[Dataset items]
-- -- --

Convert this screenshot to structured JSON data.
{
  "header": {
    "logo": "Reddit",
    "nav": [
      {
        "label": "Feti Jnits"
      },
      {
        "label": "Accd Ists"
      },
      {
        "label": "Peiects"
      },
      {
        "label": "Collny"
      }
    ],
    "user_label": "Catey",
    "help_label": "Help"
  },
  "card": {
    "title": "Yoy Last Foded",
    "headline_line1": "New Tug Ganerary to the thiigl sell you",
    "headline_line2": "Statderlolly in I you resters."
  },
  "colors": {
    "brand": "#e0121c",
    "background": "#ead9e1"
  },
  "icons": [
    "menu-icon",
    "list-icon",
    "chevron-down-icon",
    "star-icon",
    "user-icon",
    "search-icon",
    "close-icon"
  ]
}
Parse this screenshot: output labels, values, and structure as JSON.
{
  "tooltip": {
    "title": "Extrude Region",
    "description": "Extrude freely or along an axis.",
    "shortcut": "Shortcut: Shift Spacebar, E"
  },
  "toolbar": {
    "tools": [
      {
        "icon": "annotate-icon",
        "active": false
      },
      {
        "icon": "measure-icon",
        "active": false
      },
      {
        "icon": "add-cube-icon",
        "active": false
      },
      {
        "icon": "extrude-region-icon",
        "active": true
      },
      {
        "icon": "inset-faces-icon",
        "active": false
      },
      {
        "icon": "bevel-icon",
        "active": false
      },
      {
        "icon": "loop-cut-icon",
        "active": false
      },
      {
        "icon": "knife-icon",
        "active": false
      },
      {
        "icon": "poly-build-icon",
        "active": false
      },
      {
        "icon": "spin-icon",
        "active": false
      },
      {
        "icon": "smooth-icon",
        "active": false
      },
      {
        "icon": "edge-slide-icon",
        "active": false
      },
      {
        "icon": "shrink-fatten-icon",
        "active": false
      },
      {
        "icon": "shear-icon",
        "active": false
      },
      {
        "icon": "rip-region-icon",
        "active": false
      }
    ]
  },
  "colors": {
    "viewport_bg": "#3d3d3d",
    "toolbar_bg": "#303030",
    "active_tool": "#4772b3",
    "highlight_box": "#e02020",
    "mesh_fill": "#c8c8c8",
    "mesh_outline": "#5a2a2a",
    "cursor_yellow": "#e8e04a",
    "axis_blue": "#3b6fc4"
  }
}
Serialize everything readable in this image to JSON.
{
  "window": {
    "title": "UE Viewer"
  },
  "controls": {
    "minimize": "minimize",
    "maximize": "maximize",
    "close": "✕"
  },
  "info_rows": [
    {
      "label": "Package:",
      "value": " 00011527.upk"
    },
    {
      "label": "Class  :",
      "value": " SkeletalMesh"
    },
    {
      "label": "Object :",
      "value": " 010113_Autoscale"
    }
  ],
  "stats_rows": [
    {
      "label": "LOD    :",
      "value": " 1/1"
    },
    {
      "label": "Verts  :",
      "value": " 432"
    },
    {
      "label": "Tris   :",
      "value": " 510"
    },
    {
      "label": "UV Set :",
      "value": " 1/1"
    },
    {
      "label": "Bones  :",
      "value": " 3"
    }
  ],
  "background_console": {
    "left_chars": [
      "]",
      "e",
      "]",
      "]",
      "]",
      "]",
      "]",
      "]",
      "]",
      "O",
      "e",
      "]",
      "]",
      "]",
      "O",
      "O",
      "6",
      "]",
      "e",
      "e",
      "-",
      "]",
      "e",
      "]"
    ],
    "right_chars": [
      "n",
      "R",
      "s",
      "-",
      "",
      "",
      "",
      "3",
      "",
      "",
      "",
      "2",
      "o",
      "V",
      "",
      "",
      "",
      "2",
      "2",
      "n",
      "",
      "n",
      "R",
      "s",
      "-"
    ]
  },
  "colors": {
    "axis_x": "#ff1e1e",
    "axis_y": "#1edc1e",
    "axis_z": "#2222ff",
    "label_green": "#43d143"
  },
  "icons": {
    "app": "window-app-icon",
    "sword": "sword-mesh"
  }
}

-- -- --

_EXERCISE REQUIREMENTS_:
Take the listing above and set it down exactly.

_RESULT_:
Convert this screenshot to structured JSON data.
{
  "header": {
    "logo": "Reddit",
    "nav": [
      {
        "label": "Feti Jnits"
      },
      {
        "label": "Accd Ists"
      },
      {
        "label": "Peiects"
      },
      {
        "label": "Collny"
      }
    ],
    "user_label": "Catey",
    "help_label": "Help"
  },
  "card": {
    "title": "Yoy Last Foded",
    "headline_line1": "New Tug Ganerary to the thiigl sell you",
    "headline_line2": "Statderlolly in I you resters."
  },
  "colors": {
    "brand": "#e0121c",
    "background": "#ead9e1"
  },
  "icons": [
    "menu-icon",
    "list-icon",
    "chevron-down-icon",
    "star-icon",
    "user-icon",
    "search-icon",
    "close-icon"
  ]
}
Parse this screenshot: output labels, values, and structure as JSON.
{
  "tooltip": {
    "title": "Extrude Region",
    "description": "Extrude freely or along an axis.",
    "shortcut": "Shortcut: Shift Spacebar, E"
  },
  "toolbar": {
    "tools": [
      {
        "icon": "annotate-icon",
        "active": false
      },
      {
        "icon": "measure-icon",
        "active": false
      },
      {
        "icon": "add-cube-icon",
        "active": false
      },
      {
        "icon": "extrude-region-icon",
        "active": true
      },
      {
        "icon": "inset-faces-icon",
        "active": false
      },
      {
        "icon": "bevel-icon",
        "active": false
      },
      {
        "icon": "loop-cut-icon",
        "active": false
      },
      {
        "icon": "knife-icon",
        "active": false
      },
      {
        "icon": "poly-build-icon",
        "active": false
      },
      {
        "icon": "spin-icon",
        "active": false
      },
      {
        "icon": "smooth-icon",
        "active": false
      },
      {
        "icon": "edge-slide-icon",
        "active": false
      },
      {
        "icon": "shrink-fatten-icon",
        "active": false
      },
      {
        "icon": "shear-icon",
        "active": false
      },
      {
        "icon": "rip-region-icon",
        "active": false
      }
    ]
  },
  "colors": {
    "viewport_bg": "#3d3d3d",
    "toolbar_bg": "#303030",
    "active_tool": "#4772b3",
    "highlight_box": "#e02020",
    "mesh_fill": "#c8c8c8",
    "mesh_outline": "#5a2a2a",
    "cursor_yellow": "#e8e04a",
    "axis_blue": "#3b6fc4"
  }
}
Serialize everything readable in this image to JSON.
{
  "window": {
    "title": "UE Viewer"
  },
  "controls": {
    "minimize": "minimize",
    "maximize": "maximize",
    "close": "✕"
  },
  "info_rows": [
    {
      "label": "Package:",
      "value": " 00011527.upk"
    },
    {
      "label": "Class  :",
      "value": " SkeletalMesh"
    },
    {
      "label": "Object :",
      "value": " 010113_Autoscale"
    }
  ],
  "stats_rows": [
    {
      "label": "LOD    :",
      "value": " 1/1"
    },
    {
      "label": "Verts  :",
      "value": " 432"
    },
    {
      "label": "Tris   :",
      "value": " 510"
    },
    {
      "label": "UV Set :",
      "value": " 1/1"
    },
    {
      "label": "Bones  :",
      "value": " 3"
    }
  ],
  "background_console": {
    "left_chars": [
      "]",
      "e",
      "]",
      "]",
      "]",
      "]",
      "]",
      "]",
      "]",
      "O",
      "e",
      "]",
      "]",
      "]",
      "O",
      "O",
      "6",
      "]",
      "e",
      "e",
      "-",
      "]",
      "e",
      "]"
    ],
    "right_chars": [
      "n",
      "R",
      "s",
      "-",
      "",
      "",
      "",
      "3",
      "",
      "",
      "",
      "2",
      "o",
      "V",
      "",
      "",
      "",
      "2",
      "2",
      "n",
      "",
      "n",
      "R",
      "s",
      "-"
    ]
  },
  "colors": {
    "axis_x": "#ff1e1e",
    "axis_y": "#1edc1e",
    "axis_z": "#2222ff",
    "label_green": "#43d143"
  },
  "icons": {
    "app": "window-app-icon",
    "sword": "sword-mesh"
  }
}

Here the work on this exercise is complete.